____ DATASET EXCERPTS

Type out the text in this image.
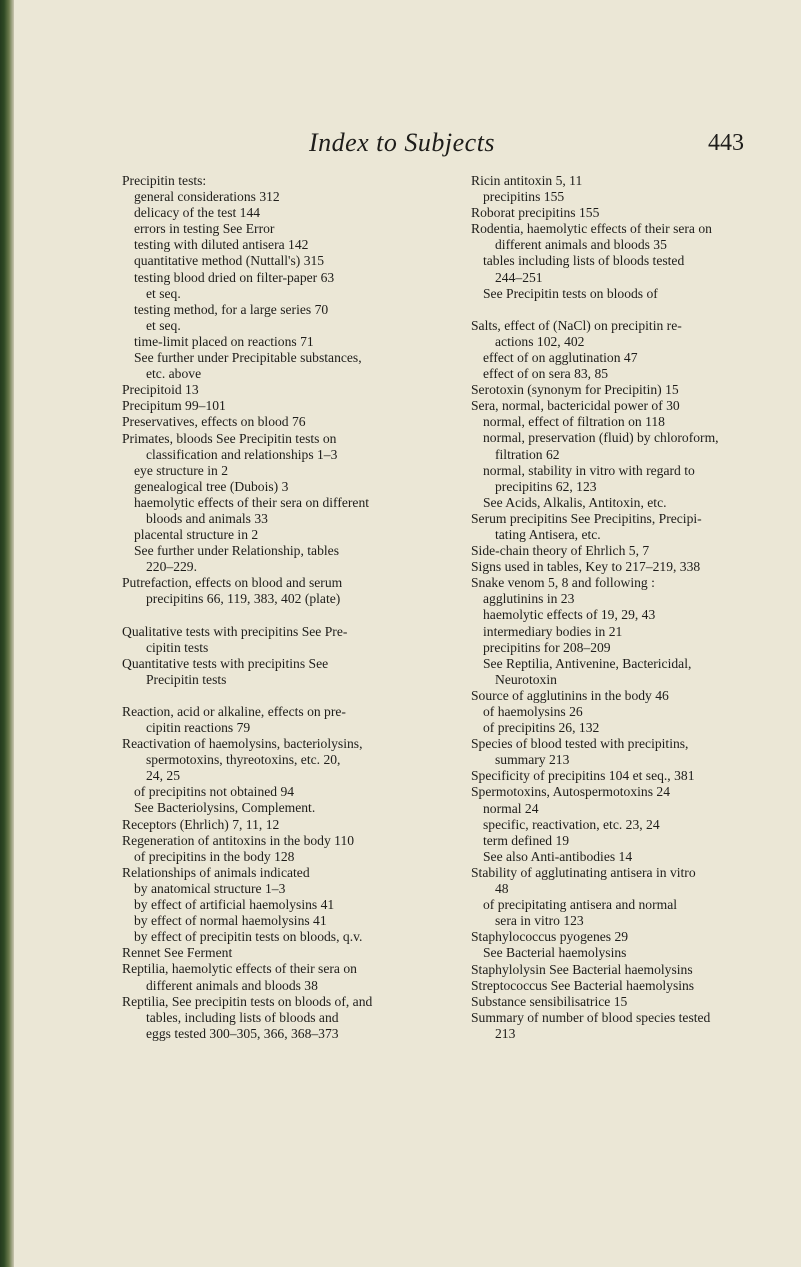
Index to Subjects	443
Precipitin tests:
general considerations 312
delicacy of the test 144
errors in testing See Error
testing with diluted antisera 142
quantitative method (Nuttall's) 315
testing blood dried on filter-paper 63
et seq.
testing method, for a large series 70
et seq.
time-limit placed on reactions 71
See further under Precipitable substances,
etc. above
Precipitoid 13
Precipitum 99–101
Preservatives, effects on blood 76
Primates, bloods See Precipitin tests on
classification and relationships 1–3
eye structure in 2
genealogical tree (Dubois) 3
haemolytic effects of their sera on different
bloods and animals 33
placental structure in 2
See further under Relationship, tables
220–229.
Putrefaction, effects on blood and serum
precipitins 66, 119, 383, 402 (plate)
Qualitative tests with precipitins See Pre-
cipitin tests
Quantitative tests with precipitins See
Precipitin tests
Reaction, acid or alkaline, effects on pre-
cipitin reactions 79
Reactivation of haemolysins, bacteriolysins,
spermotoxins, thyreotoxins, etc. 20,
24, 25
of precipitins not obtained 94
See Bacteriolysins, Complement.
Receptors (Ehrlich) 7, 11, 12
Regeneration of antitoxins in the body 110
of precipitins in the body 128
Relationships of animals indicated
by anatomical structure 1–3
by effect of artificial haemolysins 41
by effect of normal haemolysins 41
by effect of precipitin tests on bloods, q.v.
Rennet See Ferment
Reptilia, haemolytic effects of their sera on
different animals and bloods 38
Reptilia, See precipitin tests on bloods of, and
tables, including lists of bloods and
eggs tested 300–305, 366, 368–373
Ricin antitoxin 5, 11
precipitins 155
Roborat precipitins 155
Rodentia, haemolytic effects of their sera on
different animals and bloods 35
tables including lists of bloods tested
244–251
See Precipitin tests on bloods of
Salts, effect of (NaCl) on precipitin re-
actions 102, 402
effect of on agglutination 47
effect of on sera 83, 85
Serotoxin (synonym for Precipitin) 15
Sera, normal, bactericidal power of 30
normal, effect of filtration on 118
normal, preservation (fluid) by chloroform,
filtration 62
normal, stability in vitro with regard to
precipitins 62, 123
See Acids, Alkalis, Antitoxin, etc.
Serum precipitins See Precipitins, Precipi-
tating Antisera, etc.
Side-chain theory of Ehrlich 5, 7
Signs used in tables, Key to 217–219, 338
Snake venom 5, 8 and following :
agglutinins in 23
haemolytic effects of 19, 29, 43
intermediary bodies in 21
precipitins for 208–209
See Reptilia, Antivenine, Bactericidal,
Neurotoxin
Source of agglutinins in the body 46
of haemolysins 26
of precipitins 26, 132
Species of blood tested with precipitins,
summary 213
Specificity of precipitins 104 et seq., 381
Spermotoxins, Autospermotoxins 24
normal 24
specific, reactivation, etc. 23, 24
term defined 19
See also Anti-antibodies 14
Stability of agglutinating antisera in vitro
48
of precipitating antisera and normal
sera in vitro 123
Staphylococcus pyogenes 29
See Bacterial haemolysins
Staphylolysin See Bacterial haemolysins
Streptococcus See Bacterial haemolysins
Substance sensibilisatrice 15
Summary of number of blood species tested
213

________

WHAT YOU HAVE TO DO -> Give every line above again exactly, with no pictures.

SOLUTION TO THE EXERCISE ->
Type out the text in this image.
Index to Subjects	443
Precipitin tests:
general considerations 312
delicacy of the test 144
errors in testing See Error
testing with diluted antisera 142
quantitative method (Nuttall's) 315
testing blood dried on filter-paper 63
et seq.
testing method, for a large series 70
et seq.
time-limit placed on reactions 71
See further under Precipitable substances,
etc. above
Precipitoid 13
Precipitum 99–101
Preservatives, effects on blood 76
Primates, bloods See Precipitin tests on
classification and relationships 1–3
eye structure in 2
genealogical tree (Dubois) 3
haemolytic effects of their sera on different
bloods and animals 33
placental structure in 2
See further under Relationship, tables
220–229.
Putrefaction, effects on blood and serum
precipitins 66, 119, 383, 402 (plate)
Qualitative tests with precipitins See Pre-
cipitin tests
Quantitative tests with precipitins See
Precipitin tests
Reaction, acid or alkaline, effects on pre-
cipitin reactions 79
Reactivation of haemolysins, bacteriolysins,
spermotoxins, thyreotoxins, etc. 20,
24, 25
of precipitins not obtained 94
See Bacteriolysins, Complement.
Receptors (Ehrlich) 7, 11, 12
Regeneration of antitoxins in the body 110
of precipitins in the body 128
Relationships of animals indicated
by anatomical structure 1–3
by effect of artificial haemolysins 41
by effect of normal haemolysins 41
by effect of precipitin tests on bloods, q.v.
Rennet See Ferment
Reptilia, haemolytic effects of their sera on
different animals and bloods 38
Reptilia, See precipitin tests on bloods of, and
tables, including lists of bloods and
eggs tested 300–305, 366, 368–373
Ricin antitoxin 5, 11
precipitins 155
Roborat precipitins 155
Rodentia, haemolytic effects of their sera on
different animals and bloods 35
tables including lists of bloods tested
244–251
See Precipitin tests on bloods of
Salts, effect of (NaCl) on precipitin re-
actions 102, 402
effect of on agglutination 47
effect of on sera 83, 85
Serotoxin (synonym for Precipitin) 15
Sera, normal, bactericidal power of 30
normal, effect of filtration on 118
normal, preservation (fluid) by chloroform,
filtration 62
normal, stability in vitro with regard to
precipitins 62, 123
See Acids, Alkalis, Antitoxin, etc.
Serum precipitins See Precipitins, Precipi-
tating Antisera, etc.
Side-chain theory of Ehrlich 5, 7
Signs used in tables, Key to 217–219, 338
Snake venom 5, 8 and following :
agglutinins in 23
haemolytic effects of 19, 29, 43
intermediary bodies in 21
precipitins for 208–209
See Reptilia, Antivenine, Bactericidal,
Neurotoxin
Source of agglutinins in the body 46
of haemolysins 26
of precipitins 26, 132
Species of blood tested with precipitins,
summary 213
Specificity of precipitins 104 et seq., 381
Spermotoxins, Autospermotoxins 24
normal 24
specific, reactivation, etc. 23, 24
term defined 19
See also Anti-antibodies 14
Stability of agglutinating antisera in vitro
48
of precipitating antisera and normal
sera in vitro 123
Staphylococcus pyogenes 29
See Bacterial haemolysins
Staphylolysin See Bacterial haemolysins
Streptococcus See Bacterial haemolysins
Substance sensibilisatrice 15
Summary of number of blood species tested
213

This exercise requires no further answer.